Copy all the entries word for word, but omit the pictures.

[Data records]
-*-*-
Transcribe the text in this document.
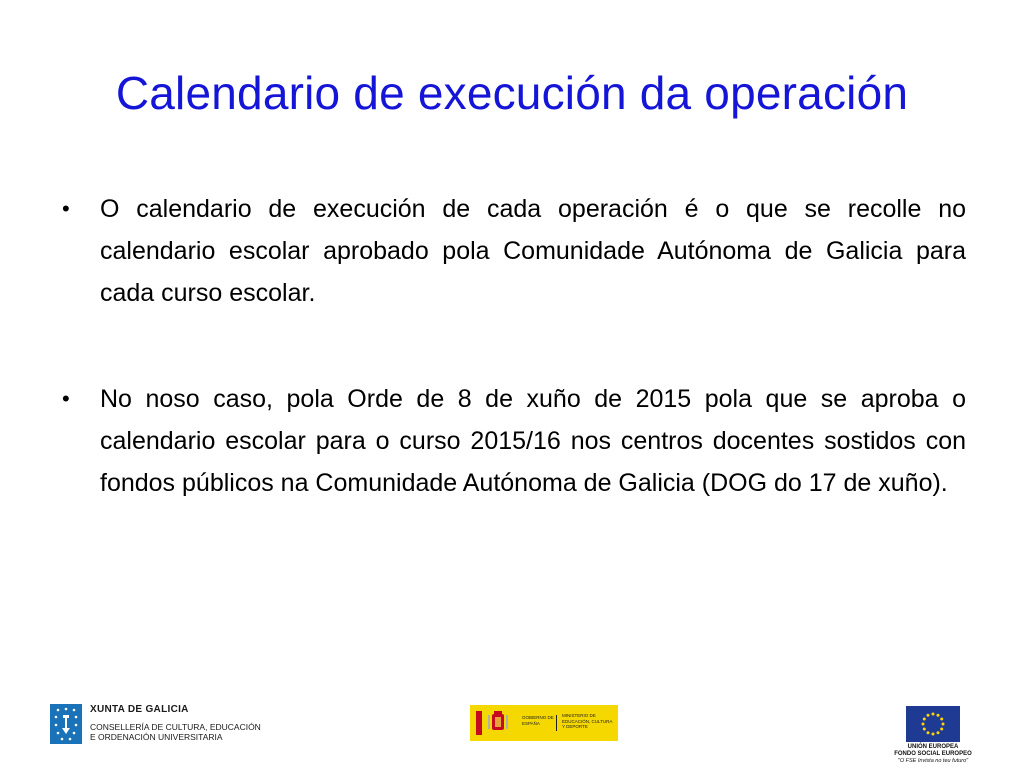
Calendario de execución da operación
• O calendario de execución de cada operación é o que se recolle no calendario escolar aprobado pola Comunidade Autónoma de Galicia para cada curso escolar.
• No noso caso, pola Orde de 8 de xuño de 2015 pola que se aproba o calendario escolar para o curso 2015/16 nos centros docentes sostidos con fondos públicos na Comunidade Autónoma de Galicia (DOG do 17 de xuño).
XUNTA DE GALICIA
CONSELLERÍA DE CULTURA, EDUCACIÓN
E ORDENACIÓN UNIVERSITARIA
GOBIERNO DE ESPAÑA
MINISTERIO DE EDUCACIÓN, CULTURA Y DEPORTE
UNIÓN EUROPEA
FONDO SOCIAL EUROPEO
"O FSE Invista no teu futuro"
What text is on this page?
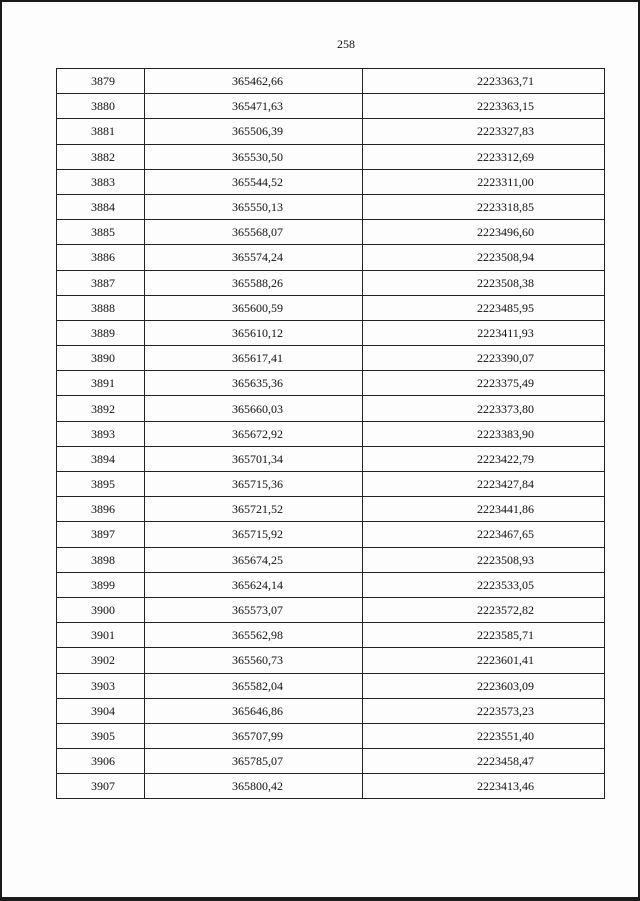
258
3879	365462,66	2223363,71
3880	365471,63	2223363,15
3881	365506,39	2223327,83
3882	365530,50	2223312,69
3883	365544,52	2223311,00
3884	365550,13	2223318,85
3885	365568,07	2223496,60
3886	365574,24	2223508,94
3887	365588,26	2223508,38
3888	365600,59	2223485,95
3889	365610,12	2223411,93
3890	365617,41	2223390,07
3891	365635,36	2223375,49
3892	365660,03	2223373,80
3893	365672,92	2223383,90
3894	365701,34	2223422,79
3895	365715,36	2223427,84
3896	365721,52	2223441,86
3897	365715,92	2223467,65
3898	365674,25	2223508,93
3899	365624,14	2223533,05
3900	365573,07	2223572,82
3901	365562,98	2223585,71
3902	365560,73	2223601,41
3903	365582,04	2223603,09
3904	365646,86	2223573,23
3905	365707,99	2223551,40
3906	365785,07	2223458,47
3907	365800,42	2223413,46
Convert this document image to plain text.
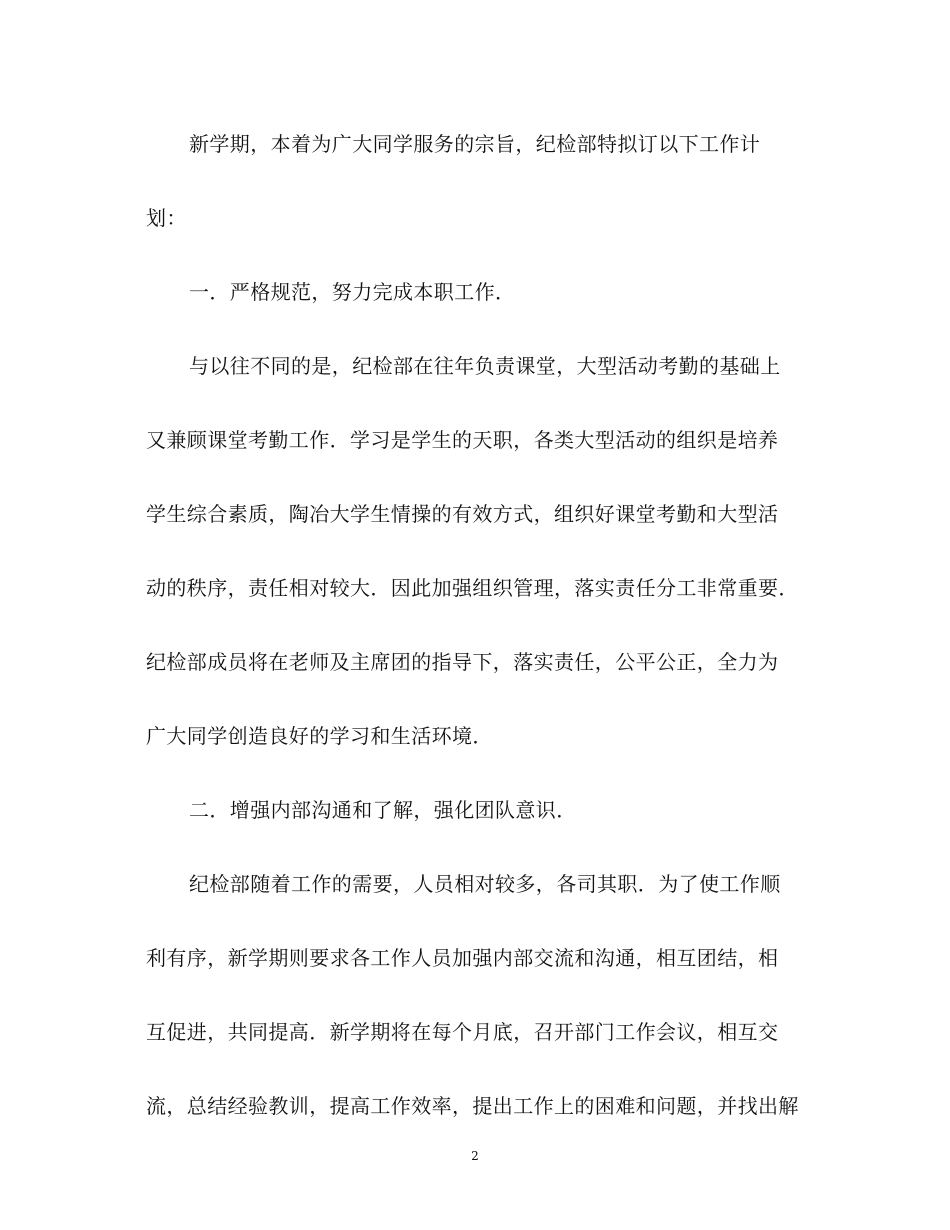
新学期，本着为广大同学服务的宗旨，纪检部特拟订以下工作计
划：
一．严格规范，努力完成本职工作．
与以往不同的是，纪检部在往年负责课堂，大型活动考勤的基础上
又兼顾课堂考勤工作．学习是学生的天职，各类大型活动的组织是培养
学生综合素质，陶冶大学生情操的有效方式，组织好课堂考勤和大型活
动的秩序，责任相对较大．因此加强组织管理，落实责任分工非常重要．
纪检部成员将在老师及主席团的指导下，落实责任，公平公正，全力为
广大同学创造良好的学习和生活环境．
二．增强内部沟通和了解，强化团队意识．
纪检部随着工作的需要，人员相对较多，各司其职．为了使工作顺
利有序，新学期则要求各工作人员加强内部交流和沟通，相互团结，相
互促进，共同提高．新学期将在每个月底，召开部门工作会议，相互交
流，总结经验教训，提高工作效率，提出工作上的困难和问题，并找出解
2
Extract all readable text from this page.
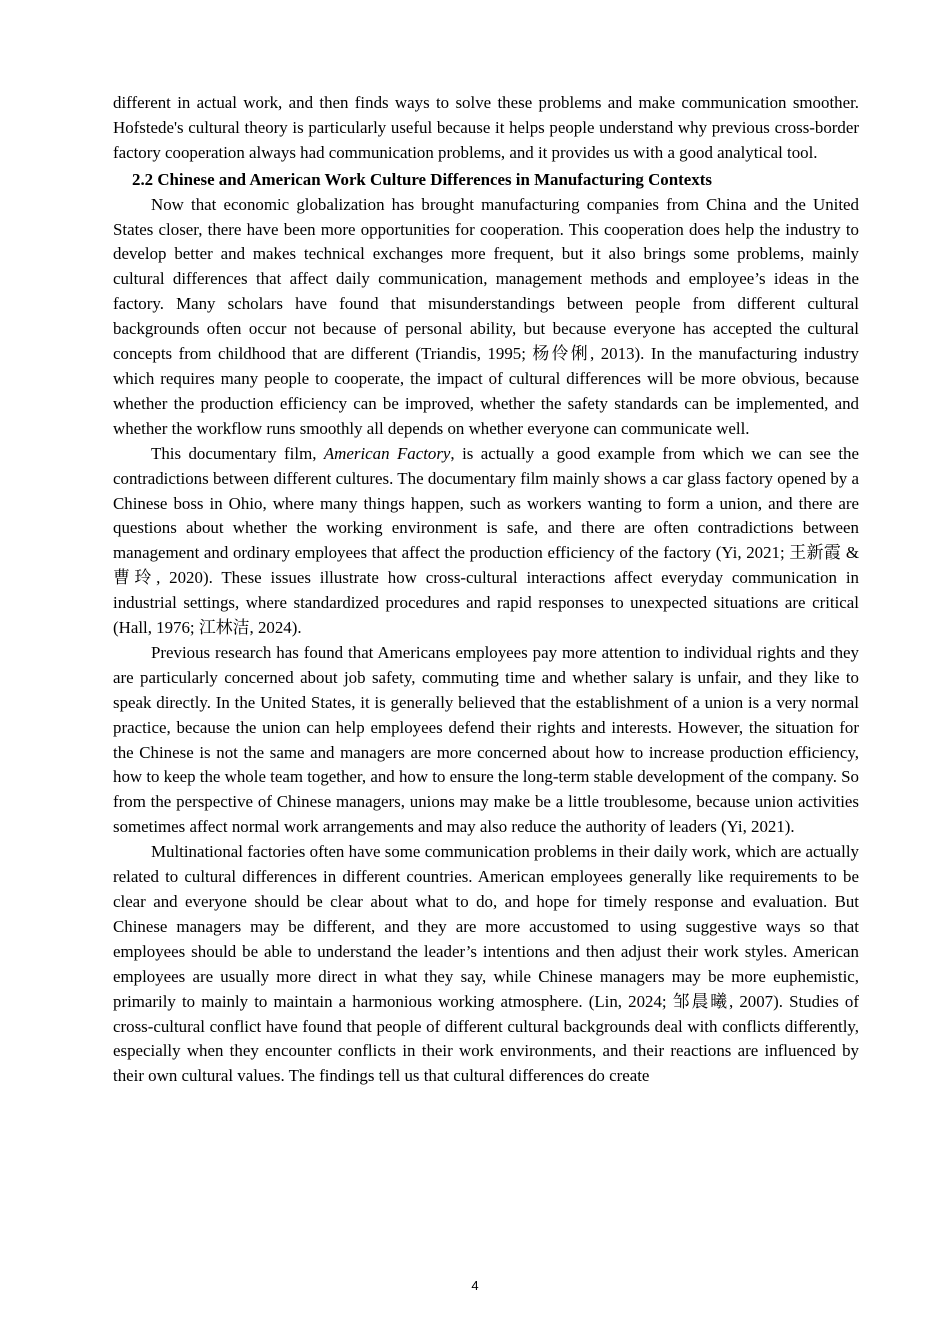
different in actual work, and then finds ways to solve these problems and make communication smoother. Hofstede's cultural theory is particularly useful because it helps people understand why previous cross-border factory cooperation always had communication problems, and it provides us with a good analytical tool.

2.2 Chinese and American Work Culture Differences in Manufacturing Contexts

Now that economic globalization has brought manufacturing companies from China and the United States closer, there have been more opportunities for cooperation. This cooperation does help the industry to develop better and makes technical exchanges more frequent, but it also brings some problems, mainly cultural differences that affect daily communication, management methods and employee’s ideas in the factory. Many scholars have found that misunderstandings between people from different cultural backgrounds often occur not because of personal ability, but because everyone has accepted the cultural concepts from childhood that are different (Triandis, 1995; 杨伶俐, 2013). In the manufacturing industry which requires many people to cooperate, the impact of cultural differences will be more obvious, because whether the production efficiency can be improved, whether the safety standards can be implemented, and whether the workflow runs smoothly all depends on whether everyone can communicate well.

This documentary film, American Factory, is actually a good example from which we can see the contradictions between different cultures. The documentary film mainly shows a car glass factory opened by a Chinese boss in Ohio, where many things happen, such as workers wanting to form a union, and there are questions about whether the working environment is safe, and there are often contradictions between management and ordinary employees that affect the production efficiency of the factory (Yi, 2021; 王新霞 & 曹玲, 2020). These issues illustrate how cross-cultural interactions affect everyday communication in industrial settings, where standardized procedures and rapid responses to unexpected situations are critical (Hall, 1976; 江林洁, 2024).

Previous research has found that Americans employees pay more attention to individual rights and they are particularly concerned about job safety, commuting time and whether salary is unfair, and they like to speak directly. In the United States, it is generally believed that the establishment of a union is a very normal practice, because the union can help employees defend their rights and interests. However, the situation for the Chinese is not the same and managers are more concerned about how to increase production efficiency, how to keep the whole team together, and how to ensure the long-term stable development of the company. So from the perspective of Chinese managers, unions may make be a little troublesome, because union activities sometimes affect normal work arrangements and may also reduce the authority of leaders (Yi, 2021).

Multinational factories often have some communication problems in their daily work, which are actually related to cultural differences in different countries. American employees generally like requirements to be clear and everyone should be clear about what to do, and hope for timely response and evaluation. But Chinese managers may be different, and they are more accustomed to using suggestive ways so that employees should be able to understand the leader’s intentions and then adjust their work styles. American employees are usually more direct in what they say, while Chinese managers may be more euphemistic, primarily to mainly to maintain a harmonious working atmosphere. (Lin, 2024; 邹晨曦, 2007). Studies of cross-cultural conflict have found that people of different cultural backgrounds deal with conflicts differently, especially when they encounter conflicts in their work environments, and their reactions are influenced by their own cultural values. The findings tell us that cultural differences do create

4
-*-*-
Correct response:
Transcribe the text in this document.
Calendario de execución da operación
• O calendario de execución de cada operación é o que se recolle no calendario escolar aprobado pola Comunidade Autónoma de Galicia para cada curso escolar.
• No noso caso, pola Orde de 8 de xuño de 2015 pola que se aproba o calendario escolar para o curso 2015/16 nos centros docentes sostidos con fondos públicos na Comunidade Autónoma de Galicia (DOG do 17 de xuño).
XUNTA DE GALICIA
CONSELLERÍA DE CULTURA, EDUCACIÓN
E ORDENACIÓN UNIVERSITARIA
GOBIERNO DE ESPAÑA
MINISTERIO DE EDUCACIÓN, CULTURA Y DEPORTE
UNIÓN EUROPEA
FONDO SOCIAL EUROPEO
"O FSE Invista no teu futuro"
What text is on this page?
258
3879	365462,66	2223363,71
3880	365471,63	2223363,15
3881	365506,39	2223327,83
3882	365530,50	2223312,69
3883	365544,52	2223311,00
3884	365550,13	2223318,85
3885	365568,07	2223496,60
3886	365574,24	2223508,94
3887	365588,26	2223508,38
3888	365600,59	2223485,95
3889	365610,12	2223411,93
3890	365617,41	2223390,07
3891	365635,36	2223375,49
3892	365660,03	2223373,80
3893	365672,92	2223383,90
3894	365701,34	2223422,79
3895	365715,36	2223427,84
3896	365721,52	2223441,86
3897	365715,92	2223467,65
3898	365674,25	2223508,93
3899	365624,14	2223533,05
3900	365573,07	2223572,82
3901	365562,98	2223585,71
3902	365560,73	2223601,41
3903	365582,04	2223603,09
3904	365646,86	2223573,23
3905	365707,99	2223551,40
3906	365785,07	2223458,47
3907	365800,42	2223413,46
Convert this document image to plain text.
新学期，本着为广大同学服务的宗旨，纪检部特拟订以下工作计
划：
一．严格规范，努力完成本职工作．
与以往不同的是，纪检部在往年负责课堂，大型活动考勤的基础上
又兼顾课堂考勤工作．学习是学生的天职，各类大型活动的组织是培养
学生综合素质，陶冶大学生情操的有效方式，组织好课堂考勤和大型活
动的秩序，责任相对较大．因此加强组织管理，落实责任分工非常重要．
纪检部成员将在老师及主席团的指导下，落实责任，公平公正，全力为
广大同学创造良好的学习和生活环境．
二．增强内部沟通和了解，强化团队意识．
纪检部随着工作的需要，人员相对较多，各司其职．为了使工作顺
利有序，新学期则要求各工作人员加强内部交流和沟通，相互团结，相
互促进，共同提高．新学期将在每个月底，召开部门工作会议，相互交
流，总结经验教训，提高工作效率，提出工作上的困难和问题，并找出解
2
Extract all readable text from this page.
different in actual work, and then finds ways to solve these problems and make communication smoother. Hofstede's cultural theory is particularly useful because it helps people understand why previous cross-border factory cooperation always had communication problems, and it provides us with a good analytical tool.

2.2 Chinese and American Work Culture Differences in Manufacturing Contexts

Now that economic globalization has brought manufacturing companies from China and the United States closer, there have been more opportunities for cooperation. This cooperation does help the industry to develop better and makes technical exchanges more frequent, but it also brings some problems, mainly cultural differences that affect daily communication, management methods and employee’s ideas in the factory. Many scholars have found that misunderstandings between people from different cultural backgrounds often occur not because of personal ability, but because everyone has accepted the cultural concepts from childhood that are different (Triandis, 1995; 杨伶俐, 2013). In the manufacturing industry which requires many people to cooperate, the impact of cultural differences will be more obvious, because whether the production efficiency can be improved, whether the safety standards can be implemented, and whether the workflow runs smoothly all depends on whether everyone can communicate well.

This documentary film, American Factory, is actually a good example from which we can see the contradictions between different cultures. The documentary film mainly shows a car glass factory opened by a Chinese boss in Ohio, where many things happen, such as workers wanting to form a union, and there are questions about whether the working environment is safe, and there are often contradictions between management and ordinary employees that affect the production efficiency of the factory (Yi, 2021; 王新霞 & 曹玲, 2020). These issues illustrate how cross-cultural interactions affect everyday communication in industrial settings, where standardized procedures and rapid responses to unexpected situations are critical (Hall, 1976; 江林洁, 2024).

Previous research has found that Americans employees pay more attention to individual rights and they are particularly concerned about job safety, commuting time and whether salary is unfair, and they like to speak directly. In the United States, it is generally believed that the establishment of a union is a very normal practice, because the union can help employees defend their rights and interests. However, the situation for the Chinese is not the same and managers are more concerned about how to increase production efficiency, how to keep the whole team together, and how to ensure the long-term stable development of the company. So from the perspective of Chinese managers, unions may make be a little troublesome, because union activities sometimes affect normal work arrangements and may also reduce the authority of leaders (Yi, 2021).

Multinational factories often have some communication problems in their daily work, which are actually related to cultural differences in different countries. American employees generally like requirements to be clear and everyone should be clear about what to do, and hope for timely response and evaluation. But Chinese managers may be different, and they are more accustomed to using suggestive ways so that employees should be able to understand the leader’s intentions and then adjust their work styles. American employees are usually more direct in what they say, while Chinese managers may be more euphemistic, primarily to mainly to maintain a harmonious working atmosphere. (Lin, 2024; 邹晨曦, 2007). Studies of cross-cultural conflict have found that people of different cultural backgrounds deal with conflicts differently, especially when they encounter conflicts in their work environments, and their reactions are influenced by their own cultural values. The findings tell us that cultural differences do create

4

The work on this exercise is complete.